▶ **Written exercise**
Every line below is to be copied exactly, with the pictures left out.

— Start —

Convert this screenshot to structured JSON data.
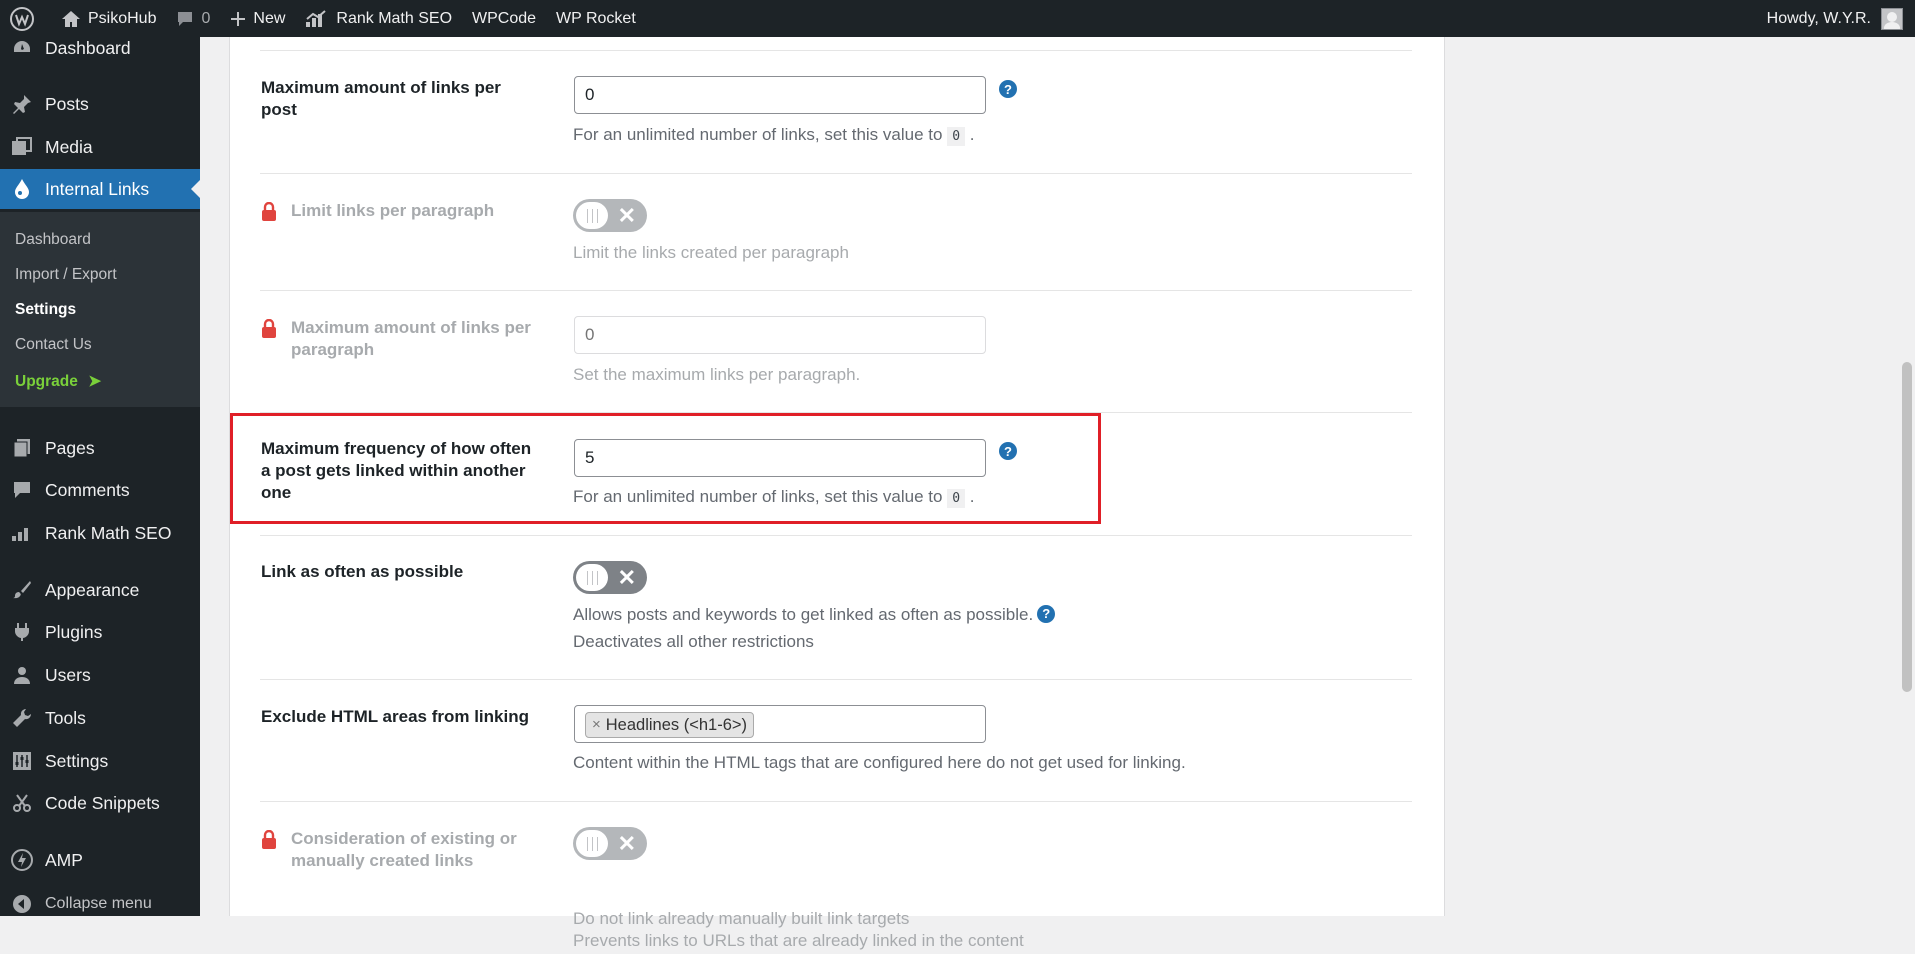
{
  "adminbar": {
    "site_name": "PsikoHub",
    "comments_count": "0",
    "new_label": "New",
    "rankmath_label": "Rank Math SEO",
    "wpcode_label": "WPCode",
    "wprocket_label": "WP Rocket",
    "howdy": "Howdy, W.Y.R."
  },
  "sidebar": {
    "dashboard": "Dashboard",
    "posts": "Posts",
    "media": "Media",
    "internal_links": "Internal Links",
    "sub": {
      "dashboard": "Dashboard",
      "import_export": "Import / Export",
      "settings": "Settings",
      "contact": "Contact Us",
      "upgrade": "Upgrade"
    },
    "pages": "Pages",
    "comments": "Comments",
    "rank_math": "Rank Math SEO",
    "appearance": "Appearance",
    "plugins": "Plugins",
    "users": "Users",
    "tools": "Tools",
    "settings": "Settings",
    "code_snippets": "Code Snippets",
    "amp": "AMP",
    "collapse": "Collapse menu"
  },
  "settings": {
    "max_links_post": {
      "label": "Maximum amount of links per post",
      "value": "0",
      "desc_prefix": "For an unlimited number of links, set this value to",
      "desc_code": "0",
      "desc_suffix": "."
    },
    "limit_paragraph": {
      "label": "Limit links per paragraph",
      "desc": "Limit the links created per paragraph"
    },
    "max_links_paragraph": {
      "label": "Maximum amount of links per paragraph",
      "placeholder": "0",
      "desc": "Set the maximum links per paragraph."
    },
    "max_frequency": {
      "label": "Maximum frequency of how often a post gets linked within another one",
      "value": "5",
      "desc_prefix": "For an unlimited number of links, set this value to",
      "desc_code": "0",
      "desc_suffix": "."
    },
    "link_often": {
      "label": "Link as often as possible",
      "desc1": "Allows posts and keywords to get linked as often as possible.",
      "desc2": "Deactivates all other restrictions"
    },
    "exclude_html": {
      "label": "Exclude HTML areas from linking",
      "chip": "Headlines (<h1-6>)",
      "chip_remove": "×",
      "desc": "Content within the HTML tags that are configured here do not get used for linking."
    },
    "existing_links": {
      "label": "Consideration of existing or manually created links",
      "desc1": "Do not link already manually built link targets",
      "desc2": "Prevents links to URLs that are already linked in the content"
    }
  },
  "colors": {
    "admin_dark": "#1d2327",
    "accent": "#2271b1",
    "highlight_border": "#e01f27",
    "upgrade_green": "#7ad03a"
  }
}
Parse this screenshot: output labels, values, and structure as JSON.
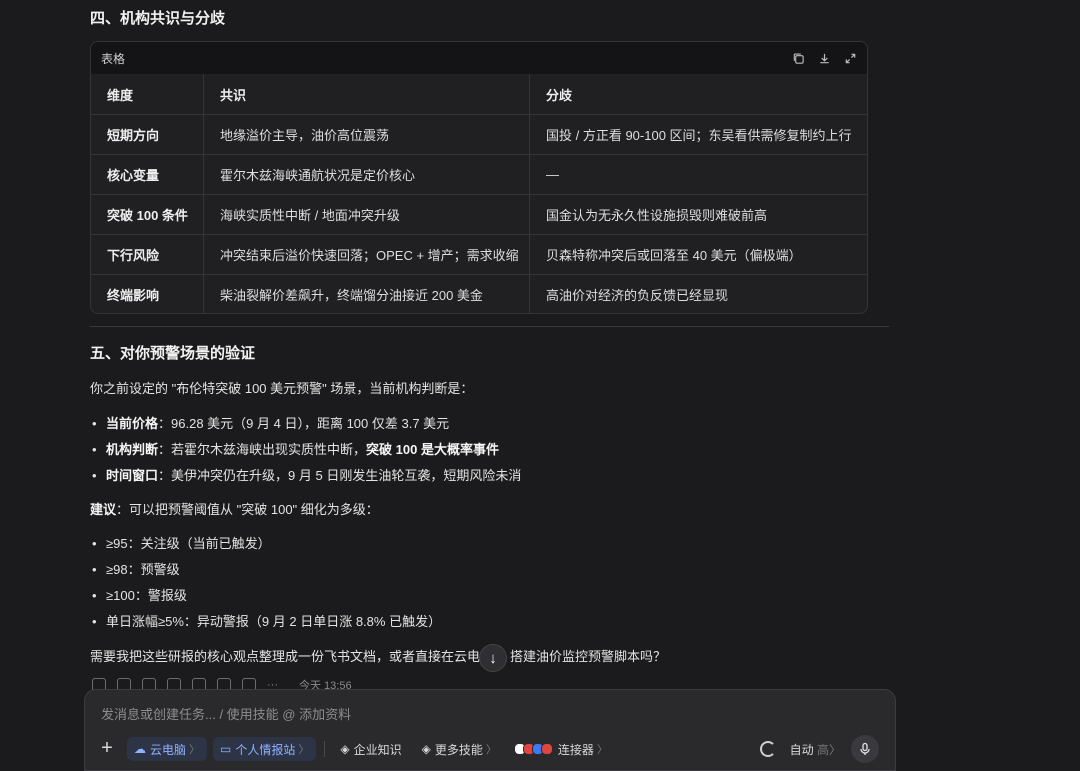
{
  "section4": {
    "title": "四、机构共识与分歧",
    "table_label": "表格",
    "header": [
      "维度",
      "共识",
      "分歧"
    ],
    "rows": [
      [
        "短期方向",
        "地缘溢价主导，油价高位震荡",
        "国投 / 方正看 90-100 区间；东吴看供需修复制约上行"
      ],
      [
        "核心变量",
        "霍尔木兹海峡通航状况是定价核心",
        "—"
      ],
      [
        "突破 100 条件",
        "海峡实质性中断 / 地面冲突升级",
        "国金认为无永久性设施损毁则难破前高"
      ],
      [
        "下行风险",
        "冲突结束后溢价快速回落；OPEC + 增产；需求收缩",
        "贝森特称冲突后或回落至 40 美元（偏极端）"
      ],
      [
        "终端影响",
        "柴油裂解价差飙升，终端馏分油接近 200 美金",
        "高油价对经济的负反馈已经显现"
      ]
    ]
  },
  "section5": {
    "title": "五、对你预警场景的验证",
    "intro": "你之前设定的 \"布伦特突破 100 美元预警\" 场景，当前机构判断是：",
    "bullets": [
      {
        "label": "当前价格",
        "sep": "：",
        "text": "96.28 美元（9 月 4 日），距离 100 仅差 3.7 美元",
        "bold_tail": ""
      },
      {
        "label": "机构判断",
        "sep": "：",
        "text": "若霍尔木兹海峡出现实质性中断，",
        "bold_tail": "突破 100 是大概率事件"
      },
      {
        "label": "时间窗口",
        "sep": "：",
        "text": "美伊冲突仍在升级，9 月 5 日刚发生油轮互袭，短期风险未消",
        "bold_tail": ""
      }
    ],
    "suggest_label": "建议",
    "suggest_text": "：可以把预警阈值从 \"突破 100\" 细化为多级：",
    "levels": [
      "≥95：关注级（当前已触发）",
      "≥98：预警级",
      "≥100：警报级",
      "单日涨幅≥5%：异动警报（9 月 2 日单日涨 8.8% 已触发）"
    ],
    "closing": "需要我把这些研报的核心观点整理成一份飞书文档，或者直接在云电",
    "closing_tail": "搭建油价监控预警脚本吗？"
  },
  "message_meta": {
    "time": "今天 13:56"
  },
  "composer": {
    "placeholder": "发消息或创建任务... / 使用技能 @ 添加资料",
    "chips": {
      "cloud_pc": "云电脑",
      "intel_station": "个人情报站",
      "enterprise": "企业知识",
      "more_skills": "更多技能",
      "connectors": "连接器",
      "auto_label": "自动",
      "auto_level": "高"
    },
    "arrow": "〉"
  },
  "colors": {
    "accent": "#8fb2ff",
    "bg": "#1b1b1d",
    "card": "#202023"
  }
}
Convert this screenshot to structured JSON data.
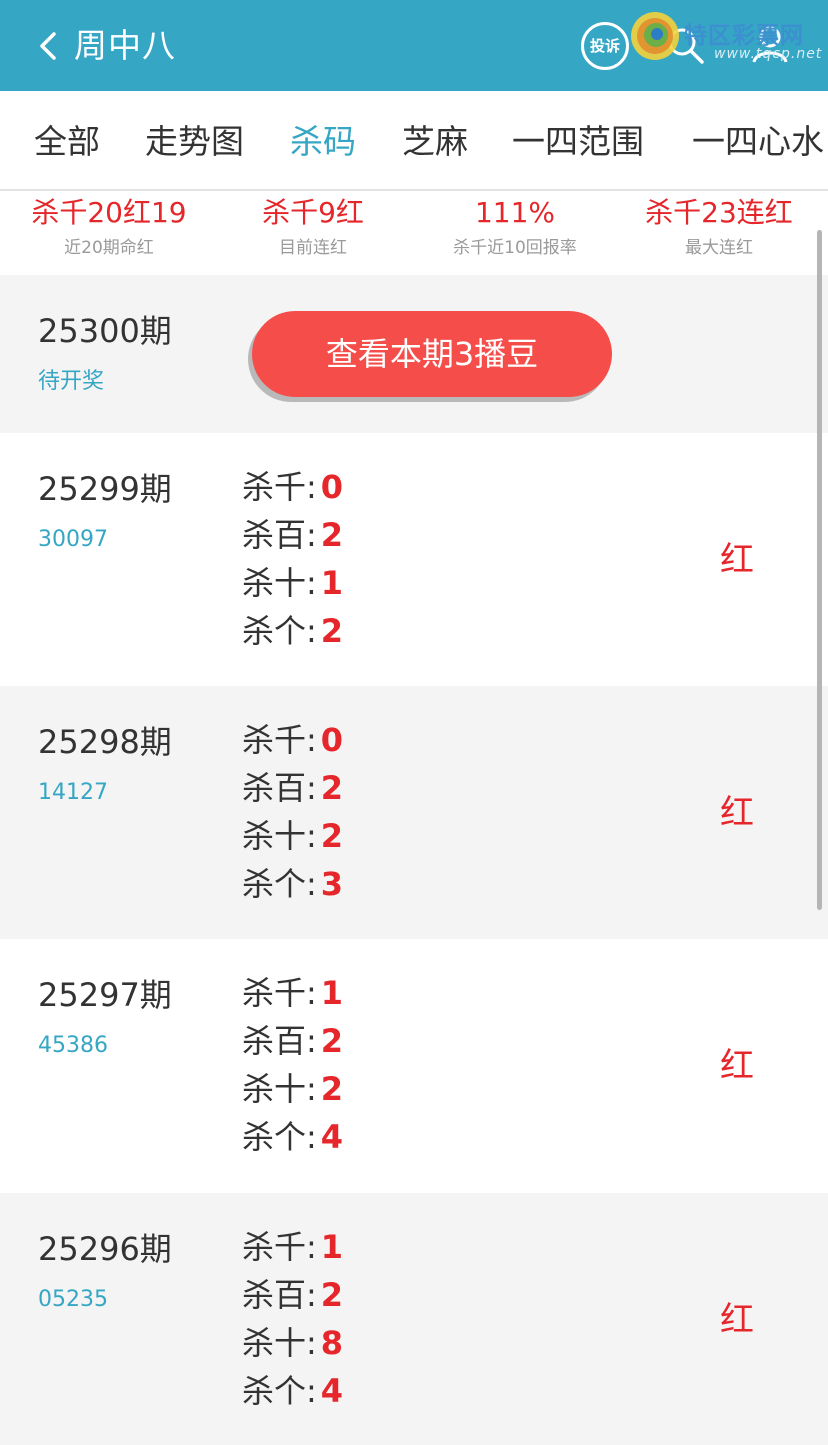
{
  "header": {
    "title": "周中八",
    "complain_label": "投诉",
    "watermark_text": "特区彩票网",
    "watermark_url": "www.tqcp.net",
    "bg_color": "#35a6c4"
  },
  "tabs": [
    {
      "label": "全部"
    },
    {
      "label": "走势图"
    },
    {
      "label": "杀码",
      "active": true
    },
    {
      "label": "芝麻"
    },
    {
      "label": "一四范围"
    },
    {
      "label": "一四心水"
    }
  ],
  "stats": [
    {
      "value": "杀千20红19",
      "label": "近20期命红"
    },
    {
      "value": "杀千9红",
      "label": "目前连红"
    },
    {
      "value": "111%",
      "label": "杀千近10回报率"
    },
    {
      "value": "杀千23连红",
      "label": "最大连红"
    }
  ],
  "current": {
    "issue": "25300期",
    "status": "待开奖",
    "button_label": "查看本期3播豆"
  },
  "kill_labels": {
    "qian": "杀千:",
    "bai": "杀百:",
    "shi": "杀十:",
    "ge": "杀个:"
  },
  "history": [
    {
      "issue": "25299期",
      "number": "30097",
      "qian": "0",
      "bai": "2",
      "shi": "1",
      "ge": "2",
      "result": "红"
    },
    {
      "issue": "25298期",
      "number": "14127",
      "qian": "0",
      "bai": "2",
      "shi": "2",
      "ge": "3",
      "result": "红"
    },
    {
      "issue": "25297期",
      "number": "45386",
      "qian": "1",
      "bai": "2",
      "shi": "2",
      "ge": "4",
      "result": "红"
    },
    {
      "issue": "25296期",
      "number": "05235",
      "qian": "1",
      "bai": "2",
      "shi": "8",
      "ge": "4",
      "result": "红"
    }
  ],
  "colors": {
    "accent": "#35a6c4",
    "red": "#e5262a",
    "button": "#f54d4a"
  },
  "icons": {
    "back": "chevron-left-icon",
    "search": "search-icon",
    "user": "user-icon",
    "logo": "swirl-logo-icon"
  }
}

— End —

▶ **Exercise solution**
Convert this screenshot to structured JSON data.
{
  "adminbar": {
    "site_name": "PsikoHub",
    "comments_count": "0",
    "new_label": "New",
    "rankmath_label": "Rank Math SEO",
    "wpcode_label": "WPCode",
    "wprocket_label": "WP Rocket",
    "howdy": "Howdy, W.Y.R."
  },
  "sidebar": {
    "dashboard": "Dashboard",
    "posts": "Posts",
    "media": "Media",
    "internal_links": "Internal Links",
    "sub": {
      "dashboard": "Dashboard",
      "import_export": "Import / Export",
      "settings": "Settings",
      "contact": "Contact Us",
      "upgrade": "Upgrade"
    },
    "pages": "Pages",
    "comments": "Comments",
    "rank_math": "Rank Math SEO",
    "appearance": "Appearance",
    "plugins": "Plugins",
    "users": "Users",
    "tools": "Tools",
    "settings": "Settings",
    "code_snippets": "Code Snippets",
    "amp": "AMP",
    "collapse": "Collapse menu"
  },
  "settings": {
    "max_links_post": {
      "label": "Maximum amount of links per post",
      "value": "0",
      "desc_prefix": "For an unlimited number of links, set this value to",
      "desc_code": "0",
      "desc_suffix": "."
    },
    "limit_paragraph": {
      "label": "Limit links per paragraph",
      "desc": "Limit the links created per paragraph"
    },
    "max_links_paragraph": {
      "label": "Maximum amount of links per paragraph",
      "placeholder": "0",
      "desc": "Set the maximum links per paragraph."
    },
    "max_frequency": {
      "label": "Maximum frequency of how often a post gets linked within another one",
      "value": "5",
      "desc_prefix": "For an unlimited number of links, set this value to",
      "desc_code": "0",
      "desc_suffix": "."
    },
    "link_often": {
      "label": "Link as often as possible",
      "desc1": "Allows posts and keywords to get linked as often as possible.",
      "desc2": "Deactivates all other restrictions"
    },
    "exclude_html": {
      "label": "Exclude HTML areas from linking",
      "chip": "Headlines (<h1-6>)",
      "chip_remove": "×",
      "desc": "Content within the HTML tags that are configured here do not get used for linking."
    },
    "existing_links": {
      "label": "Consideration of existing or manually created links",
      "desc1": "Do not link already manually built link targets",
      "desc2": "Prevents links to URLs that are already linked in the content"
    }
  },
  "colors": {
    "admin_dark": "#1d2327",
    "accent": "#2271b1",
    "highlight_border": "#e01f27",
    "upgrade_green": "#7ad03a"
  }
}
Parse this screenshot: output labels, values, and structure as JSON.
{
  "section4": {
    "title": "四、机构共识与分歧",
    "table_label": "表格",
    "header": [
      "维度",
      "共识",
      "分歧"
    ],
    "rows": [
      [
        "短期方向",
        "地缘溢价主导，油价高位震荡",
        "国投 / 方正看 90-100 区间；东吴看供需修复制约上行"
      ],
      [
        "核心变量",
        "霍尔木兹海峡通航状况是定价核心",
        "—"
      ],
      [
        "突破 100 条件",
        "海峡实质性中断 / 地面冲突升级",
        "国金认为无永久性设施损毁则难破前高"
      ],
      [
        "下行风险",
        "冲突结束后溢价快速回落；OPEC + 增产；需求收缩",
        "贝森特称冲突后或回落至 40 美元（偏极端）"
      ],
      [
        "终端影响",
        "柴油裂解价差飙升，终端馏分油接近 200 美金",
        "高油价对经济的负反馈已经显现"
      ]
    ]
  },
  "section5": {
    "title": "五、对你预警场景的验证",
    "intro": "你之前设定的 \"布伦特突破 100 美元预警\" 场景，当前机构判断是：",
    "bullets": [
      {
        "label": "当前价格",
        "sep": "：",
        "text": "96.28 美元（9 月 4 日），距离 100 仅差 3.7 美元",
        "bold_tail": ""
      },
      {
        "label": "机构判断",
        "sep": "：",
        "text": "若霍尔木兹海峡出现实质性中断，",
        "bold_tail": "突破 100 是大概率事件"
      },
      {
        "label": "时间窗口",
        "sep": "：",
        "text": "美伊冲突仍在升级，9 月 5 日刚发生油轮互袭，短期风险未消",
        "bold_tail": ""
      }
    ],
    "suggest_label": "建议",
    "suggest_text": "：可以把预警阈值从 \"突破 100\" 细化为多级：",
    "levels": [
      "≥95：关注级（当前已触发）",
      "≥98：预警级",
      "≥100：警报级",
      "单日涨幅≥5%：异动警报（9 月 2 日单日涨 8.8% 已触发）"
    ],
    "closing": "需要我把这些研报的核心观点整理成一份飞书文档，或者直接在云电",
    "closing_tail": "搭建油价监控预警脚本吗？"
  },
  "message_meta": {
    "time": "今天 13:56"
  },
  "composer": {
    "placeholder": "发消息或创建任务... / 使用技能 @ 添加资料",
    "chips": {
      "cloud_pc": "云电脑",
      "intel_station": "个人情报站",
      "enterprise": "企业知识",
      "more_skills": "更多技能",
      "connectors": "连接器",
      "auto_label": "自动",
      "auto_level": "高"
    },
    "arrow": "〉"
  },
  "colors": {
    "accent": "#8fb2ff",
    "bg": "#1b1b1d",
    "card": "#202023"
  }
}
Convert this screenshot to structured JSON data.
{
  "header": {
    "title": "周中八",
    "complain_label": "投诉",
    "watermark_text": "特区彩票网",
    "watermark_url": "www.tqcp.net",
    "bg_color": "#35a6c4"
  },
  "tabs": [
    {
      "label": "全部"
    },
    {
      "label": "走势图"
    },
    {
      "label": "杀码",
      "active": true
    },
    {
      "label": "芝麻"
    },
    {
      "label": "一四范围"
    },
    {
      "label": "一四心水"
    }
  ],
  "stats": [
    {
      "value": "杀千20红19",
      "label": "近20期命红"
    },
    {
      "value": "杀千9红",
      "label": "目前连红"
    },
    {
      "value": "111%",
      "label": "杀千近10回报率"
    },
    {
      "value": "杀千23连红",
      "label": "最大连红"
    }
  ],
  "current": {
    "issue": "25300期",
    "status": "待开奖",
    "button_label": "查看本期3播豆"
  },
  "kill_labels": {
    "qian": "杀千:",
    "bai": "杀百:",
    "shi": "杀十:",
    "ge": "杀个:"
  },
  "history": [
    {
      "issue": "25299期",
      "number": "30097",
      "qian": "0",
      "bai": "2",
      "shi": "1",
      "ge": "2",
      "result": "红"
    },
    {
      "issue": "25298期",
      "number": "14127",
      "qian": "0",
      "bai": "2",
      "shi": "2",
      "ge": "3",
      "result": "红"
    },
    {
      "issue": "25297期",
      "number": "45386",
      "qian": "1",
      "bai": "2",
      "shi": "2",
      "ge": "4",
      "result": "红"
    },
    {
      "issue": "25296期",
      "number": "05235",
      "qian": "1",
      "bai": "2",
      "shi": "8",
      "ge": "4",
      "result": "红"
    }
  ],
  "colors": {
    "accent": "#35a6c4",
    "red": "#e5262a",
    "button": "#f54d4a"
  },
  "icons": {
    "back": "chevron-left-icon",
    "search": "search-icon",
    "user": "user-icon",
    "logo": "swirl-logo-icon"
  }
}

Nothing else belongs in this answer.